Exercise aim
Restate the full set of records exactly, without adding or dropping a word.

Records supplied
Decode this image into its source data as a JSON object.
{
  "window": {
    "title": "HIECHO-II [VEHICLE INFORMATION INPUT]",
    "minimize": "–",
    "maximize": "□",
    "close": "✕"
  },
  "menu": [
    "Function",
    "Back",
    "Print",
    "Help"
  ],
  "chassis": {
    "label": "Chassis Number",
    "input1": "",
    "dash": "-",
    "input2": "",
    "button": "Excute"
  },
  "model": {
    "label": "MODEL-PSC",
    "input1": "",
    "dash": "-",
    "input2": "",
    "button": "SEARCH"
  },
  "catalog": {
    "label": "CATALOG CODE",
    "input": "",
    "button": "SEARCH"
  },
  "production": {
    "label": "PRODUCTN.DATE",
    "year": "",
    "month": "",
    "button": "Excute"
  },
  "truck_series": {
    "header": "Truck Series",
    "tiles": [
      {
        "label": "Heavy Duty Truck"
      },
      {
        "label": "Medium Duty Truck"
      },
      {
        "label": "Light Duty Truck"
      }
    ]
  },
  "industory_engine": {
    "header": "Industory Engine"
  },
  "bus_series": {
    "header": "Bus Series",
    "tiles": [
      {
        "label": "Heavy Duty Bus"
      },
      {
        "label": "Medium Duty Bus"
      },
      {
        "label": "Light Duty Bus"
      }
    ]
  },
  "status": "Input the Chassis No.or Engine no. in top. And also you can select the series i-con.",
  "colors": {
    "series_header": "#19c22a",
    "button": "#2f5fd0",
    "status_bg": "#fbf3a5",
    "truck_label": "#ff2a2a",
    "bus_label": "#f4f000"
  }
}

Final result
Decode this image into its source data as a JSON object.
{
  "window": {
    "title": "HIECHO-II [VEHICLE INFORMATION INPUT]",
    "minimize": "–",
    "maximize": "□",
    "close": "✕"
  },
  "menu": [
    "Function",
    "Back",
    "Print",
    "Help"
  ],
  "chassis": {
    "label": "Chassis Number",
    "input1": "",
    "dash": "-",
    "input2": "",
    "button": "Excute"
  },
  "model": {
    "label": "MODEL-PSC",
    "input1": "",
    "dash": "-",
    "input2": "",
    "button": "SEARCH"
  },
  "catalog": {
    "label": "CATALOG CODE",
    "input": "",
    "button": "SEARCH"
  },
  "production": {
    "label": "PRODUCTN.DATE",
    "year": "",
    "month": "",
    "button": "Excute"
  },
  "truck_series": {
    "header": "Truck Series",
    "tiles": [
      {
        "label": "Heavy Duty Truck"
      },
      {
        "label": "Medium Duty Truck"
      },
      {
        "label": "Light Duty Truck"
      }
    ]
  },
  "industory_engine": {
    "header": "Industory Engine"
  },
  "bus_series": {
    "header": "Bus Series",
    "tiles": [
      {
        "label": "Heavy Duty Bus"
      },
      {
        "label": "Medium Duty Bus"
      },
      {
        "label": "Light Duty Bus"
      }
    ]
  },
  "status": "Input the Chassis No.or Engine no. in top. And also you can select the series i-con.",
  "colors": {
    "series_header": "#19c22a",
    "button": "#2f5fd0",
    "status_bg": "#fbf3a5",
    "truck_label": "#ff2a2a",
    "bus_label": "#f4f000"
  }
}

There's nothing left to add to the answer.